*EXTRACT TO READ*:
********************
The PD model is a minimalistic model that intentionally eschews delineating any specific cognitive representation of the stimulus. Like other MPT models, there are probability measures for specific states. The states for the PD model are: (1) a state of certain target recognition, which occurs on θd proportion of the target-present trials, and (2) the state of certain identification of something other than a target, which occurs on θnt proportion of the target-absent trials. These probability measures provide for a characterization of the observer's detection ability.
MPT models have many desirable statistical properties and can be estimated by a variety of methods. Monte Carlo simulations with large sample sizes demonstrated that the MLE and the Bayesian posterior mean for the PD model were very close, but the accuracy of these estimates differed more substantially for smaller sample sizes. When the estimates differ, the Bayesian mean was found to be more accurate. In addition, an improved estimate was found for the individual observer when the estimate based on the individual's data was adjusted. The adjustment was a fixed amount for all observers, and it equated the mean of the adjusted scores to the mean of the estimate based on pooled data. This adjustment was discussed as an analogous adjustment to the James–Stein shrinkage improvements to the MLE found for the multiple-group Gaussian model.
Conflict of Interest Statement
The author declares that the research was conducted in the absence of any commercial or financial relationships that could be construed as a potential conflict of interest.
Footnotes
1. ^Some MPT models have been characterized as threshold models by the authors of the model (e.g., the two high-threshold model of Snodgrass and Corwin, 1988). A threshold is an activation level on an underlying strength continuum that triggers the memory to be in a given state. The assumption of thresholds in MPT models has been vigorously challenged by researchers who prefer a SDT perspective (viz. Dube and Rotello, 2012). However, the concept of a mixture over different knowledge states does not require the assumption of a threshold. For example in the Chechile (2004) 6P model, the knowledge states discussed above are not driven by an underlying strength, but rather it is based simply on the existence or not of specific memory content.
********************
*TASK LIST*:
1. In the passage on the PD model, which estimate was found to be more accurate when the MLE and the Bayesian posterior mean differ?
2. Retype the passage on the PD model from "The PD model is" up to and including "observer's detection ability.".
********************
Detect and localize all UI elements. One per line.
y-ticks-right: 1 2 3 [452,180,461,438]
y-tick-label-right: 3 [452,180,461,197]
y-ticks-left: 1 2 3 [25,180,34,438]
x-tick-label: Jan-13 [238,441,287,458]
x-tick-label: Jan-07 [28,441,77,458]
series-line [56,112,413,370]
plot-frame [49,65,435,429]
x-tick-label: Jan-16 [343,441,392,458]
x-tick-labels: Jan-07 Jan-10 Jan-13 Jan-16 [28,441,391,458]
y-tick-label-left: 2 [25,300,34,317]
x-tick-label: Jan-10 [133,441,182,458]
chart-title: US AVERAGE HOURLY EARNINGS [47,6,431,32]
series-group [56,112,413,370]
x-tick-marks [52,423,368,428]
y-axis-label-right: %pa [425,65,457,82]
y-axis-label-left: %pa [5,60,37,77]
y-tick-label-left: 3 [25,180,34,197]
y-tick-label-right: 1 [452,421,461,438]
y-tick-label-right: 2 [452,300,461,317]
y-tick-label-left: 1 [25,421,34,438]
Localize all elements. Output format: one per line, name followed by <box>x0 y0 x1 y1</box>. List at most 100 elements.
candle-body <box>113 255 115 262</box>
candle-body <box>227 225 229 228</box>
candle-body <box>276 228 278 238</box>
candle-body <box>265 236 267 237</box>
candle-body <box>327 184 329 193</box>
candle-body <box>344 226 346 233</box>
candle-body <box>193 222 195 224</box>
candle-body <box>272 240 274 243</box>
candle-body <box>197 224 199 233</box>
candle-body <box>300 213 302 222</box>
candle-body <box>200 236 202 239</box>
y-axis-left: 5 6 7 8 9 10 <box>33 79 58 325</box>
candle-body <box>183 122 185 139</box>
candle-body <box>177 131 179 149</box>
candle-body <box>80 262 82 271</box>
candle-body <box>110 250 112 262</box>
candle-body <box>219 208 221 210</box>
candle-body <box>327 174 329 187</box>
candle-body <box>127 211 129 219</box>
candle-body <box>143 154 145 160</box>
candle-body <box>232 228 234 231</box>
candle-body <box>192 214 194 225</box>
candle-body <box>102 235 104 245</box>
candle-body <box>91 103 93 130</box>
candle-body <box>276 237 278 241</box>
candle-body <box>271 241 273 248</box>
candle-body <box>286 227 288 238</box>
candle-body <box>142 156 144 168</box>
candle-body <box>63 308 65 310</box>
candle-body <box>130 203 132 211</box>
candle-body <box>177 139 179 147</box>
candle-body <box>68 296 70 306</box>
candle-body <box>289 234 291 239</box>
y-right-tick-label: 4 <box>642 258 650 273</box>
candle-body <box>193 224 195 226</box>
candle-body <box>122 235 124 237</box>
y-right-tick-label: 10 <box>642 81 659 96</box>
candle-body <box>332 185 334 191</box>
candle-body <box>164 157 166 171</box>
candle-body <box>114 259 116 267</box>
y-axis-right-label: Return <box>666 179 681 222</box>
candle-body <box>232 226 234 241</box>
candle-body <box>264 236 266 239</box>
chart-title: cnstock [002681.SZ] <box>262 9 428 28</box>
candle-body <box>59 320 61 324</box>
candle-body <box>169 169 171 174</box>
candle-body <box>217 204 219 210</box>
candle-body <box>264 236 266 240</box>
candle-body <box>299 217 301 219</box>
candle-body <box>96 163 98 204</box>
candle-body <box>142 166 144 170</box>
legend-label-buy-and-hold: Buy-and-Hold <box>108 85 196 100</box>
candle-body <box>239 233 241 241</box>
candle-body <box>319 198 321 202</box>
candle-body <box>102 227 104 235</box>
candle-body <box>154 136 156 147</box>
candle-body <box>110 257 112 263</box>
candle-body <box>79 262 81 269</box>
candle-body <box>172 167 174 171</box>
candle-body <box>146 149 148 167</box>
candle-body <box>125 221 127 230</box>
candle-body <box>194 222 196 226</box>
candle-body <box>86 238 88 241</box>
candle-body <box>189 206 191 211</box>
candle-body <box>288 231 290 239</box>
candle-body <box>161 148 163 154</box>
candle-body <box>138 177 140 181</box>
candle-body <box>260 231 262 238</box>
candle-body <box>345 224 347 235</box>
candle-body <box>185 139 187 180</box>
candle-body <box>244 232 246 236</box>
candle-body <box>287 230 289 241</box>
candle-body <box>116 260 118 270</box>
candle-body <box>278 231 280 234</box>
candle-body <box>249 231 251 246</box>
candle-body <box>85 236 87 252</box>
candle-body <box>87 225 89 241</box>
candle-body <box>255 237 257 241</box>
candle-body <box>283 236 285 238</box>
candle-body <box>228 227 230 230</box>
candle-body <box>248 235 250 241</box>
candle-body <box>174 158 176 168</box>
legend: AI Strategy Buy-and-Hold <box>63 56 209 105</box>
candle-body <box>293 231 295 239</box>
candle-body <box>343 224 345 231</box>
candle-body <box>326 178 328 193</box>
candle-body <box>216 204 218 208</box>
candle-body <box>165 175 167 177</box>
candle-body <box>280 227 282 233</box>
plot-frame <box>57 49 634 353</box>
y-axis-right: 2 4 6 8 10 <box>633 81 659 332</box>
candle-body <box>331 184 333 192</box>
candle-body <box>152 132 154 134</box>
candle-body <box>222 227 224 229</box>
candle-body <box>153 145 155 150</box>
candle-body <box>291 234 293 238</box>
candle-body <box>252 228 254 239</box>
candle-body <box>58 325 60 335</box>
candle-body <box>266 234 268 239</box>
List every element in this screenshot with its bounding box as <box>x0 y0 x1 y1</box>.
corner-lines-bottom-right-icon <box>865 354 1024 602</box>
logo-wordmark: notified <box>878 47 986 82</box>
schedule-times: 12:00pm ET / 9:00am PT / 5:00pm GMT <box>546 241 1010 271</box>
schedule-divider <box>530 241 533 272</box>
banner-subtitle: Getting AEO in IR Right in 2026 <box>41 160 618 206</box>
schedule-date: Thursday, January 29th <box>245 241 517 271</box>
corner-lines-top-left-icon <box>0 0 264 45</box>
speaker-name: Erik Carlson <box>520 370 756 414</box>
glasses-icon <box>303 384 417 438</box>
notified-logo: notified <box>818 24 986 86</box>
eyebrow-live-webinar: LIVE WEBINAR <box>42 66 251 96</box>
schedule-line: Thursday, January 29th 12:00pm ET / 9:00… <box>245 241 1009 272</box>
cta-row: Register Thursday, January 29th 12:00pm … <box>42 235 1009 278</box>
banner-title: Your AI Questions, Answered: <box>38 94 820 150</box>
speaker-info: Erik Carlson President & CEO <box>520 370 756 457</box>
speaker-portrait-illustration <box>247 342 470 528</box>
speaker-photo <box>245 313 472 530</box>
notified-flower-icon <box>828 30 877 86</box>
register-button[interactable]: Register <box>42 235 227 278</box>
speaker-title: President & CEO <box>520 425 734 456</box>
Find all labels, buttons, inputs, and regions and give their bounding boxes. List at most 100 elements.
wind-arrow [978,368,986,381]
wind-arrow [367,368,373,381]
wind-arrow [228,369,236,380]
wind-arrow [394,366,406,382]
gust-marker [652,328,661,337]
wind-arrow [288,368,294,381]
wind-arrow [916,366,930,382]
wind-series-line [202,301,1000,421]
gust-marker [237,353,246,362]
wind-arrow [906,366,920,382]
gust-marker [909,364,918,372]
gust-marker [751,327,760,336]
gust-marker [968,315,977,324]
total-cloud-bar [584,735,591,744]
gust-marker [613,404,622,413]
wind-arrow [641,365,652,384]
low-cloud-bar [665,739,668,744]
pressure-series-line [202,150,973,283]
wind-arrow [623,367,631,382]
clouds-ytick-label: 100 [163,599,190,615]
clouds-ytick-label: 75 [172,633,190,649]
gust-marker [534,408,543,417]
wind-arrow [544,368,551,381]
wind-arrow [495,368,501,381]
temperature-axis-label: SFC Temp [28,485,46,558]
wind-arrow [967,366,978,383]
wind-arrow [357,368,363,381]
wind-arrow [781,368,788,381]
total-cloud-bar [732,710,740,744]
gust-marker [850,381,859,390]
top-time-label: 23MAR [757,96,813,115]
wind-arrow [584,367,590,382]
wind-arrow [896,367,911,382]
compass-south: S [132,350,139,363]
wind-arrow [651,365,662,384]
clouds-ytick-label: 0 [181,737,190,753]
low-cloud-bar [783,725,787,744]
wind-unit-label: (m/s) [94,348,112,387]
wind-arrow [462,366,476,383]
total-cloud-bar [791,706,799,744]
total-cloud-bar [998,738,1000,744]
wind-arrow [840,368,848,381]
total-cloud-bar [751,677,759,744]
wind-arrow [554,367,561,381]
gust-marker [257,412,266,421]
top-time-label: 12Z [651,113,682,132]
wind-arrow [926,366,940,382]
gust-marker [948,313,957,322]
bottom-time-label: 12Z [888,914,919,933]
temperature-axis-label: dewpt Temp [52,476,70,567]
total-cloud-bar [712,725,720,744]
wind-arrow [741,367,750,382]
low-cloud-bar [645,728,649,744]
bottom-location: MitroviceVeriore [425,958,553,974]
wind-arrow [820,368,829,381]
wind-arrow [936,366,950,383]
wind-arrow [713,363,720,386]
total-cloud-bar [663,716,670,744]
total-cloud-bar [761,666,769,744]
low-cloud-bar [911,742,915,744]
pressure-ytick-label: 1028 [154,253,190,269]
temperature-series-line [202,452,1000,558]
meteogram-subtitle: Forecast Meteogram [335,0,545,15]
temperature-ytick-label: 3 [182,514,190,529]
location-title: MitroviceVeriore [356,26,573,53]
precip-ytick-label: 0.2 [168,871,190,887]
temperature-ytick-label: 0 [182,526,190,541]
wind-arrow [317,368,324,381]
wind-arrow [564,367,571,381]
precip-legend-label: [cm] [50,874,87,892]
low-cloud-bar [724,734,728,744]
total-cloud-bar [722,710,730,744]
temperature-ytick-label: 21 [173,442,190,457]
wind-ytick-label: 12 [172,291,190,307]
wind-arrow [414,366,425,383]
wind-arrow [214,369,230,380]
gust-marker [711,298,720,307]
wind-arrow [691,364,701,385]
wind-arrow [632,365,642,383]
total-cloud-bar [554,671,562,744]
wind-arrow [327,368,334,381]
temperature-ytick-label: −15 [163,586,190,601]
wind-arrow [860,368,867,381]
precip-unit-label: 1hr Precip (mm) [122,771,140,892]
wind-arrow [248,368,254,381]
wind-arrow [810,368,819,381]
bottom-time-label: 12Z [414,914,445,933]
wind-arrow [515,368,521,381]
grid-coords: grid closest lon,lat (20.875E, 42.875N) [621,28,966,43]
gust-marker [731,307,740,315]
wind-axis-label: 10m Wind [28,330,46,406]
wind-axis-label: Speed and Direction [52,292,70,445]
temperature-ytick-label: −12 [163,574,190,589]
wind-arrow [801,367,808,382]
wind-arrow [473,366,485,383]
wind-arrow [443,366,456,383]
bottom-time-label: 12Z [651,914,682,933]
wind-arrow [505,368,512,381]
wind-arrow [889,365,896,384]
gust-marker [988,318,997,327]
********************
*THE RESPONSES*:
1. The Bayesian mean was found to be more accurate.

2.
The PD model is a minimalistic model that intentionally eschews delineating any specific cognitive representation of the stimulus. Like other MPT models, there are probability measures for specific states. The states for the PD model are: (1) a state of certain target recognition, which occurs on θd proportion of the target-present trials, and (2) the state of certain identification of something other than a target, which occurs on θnt proportion of the target-absent trials. These probability measures provide for a characterization of the observer's detection ability.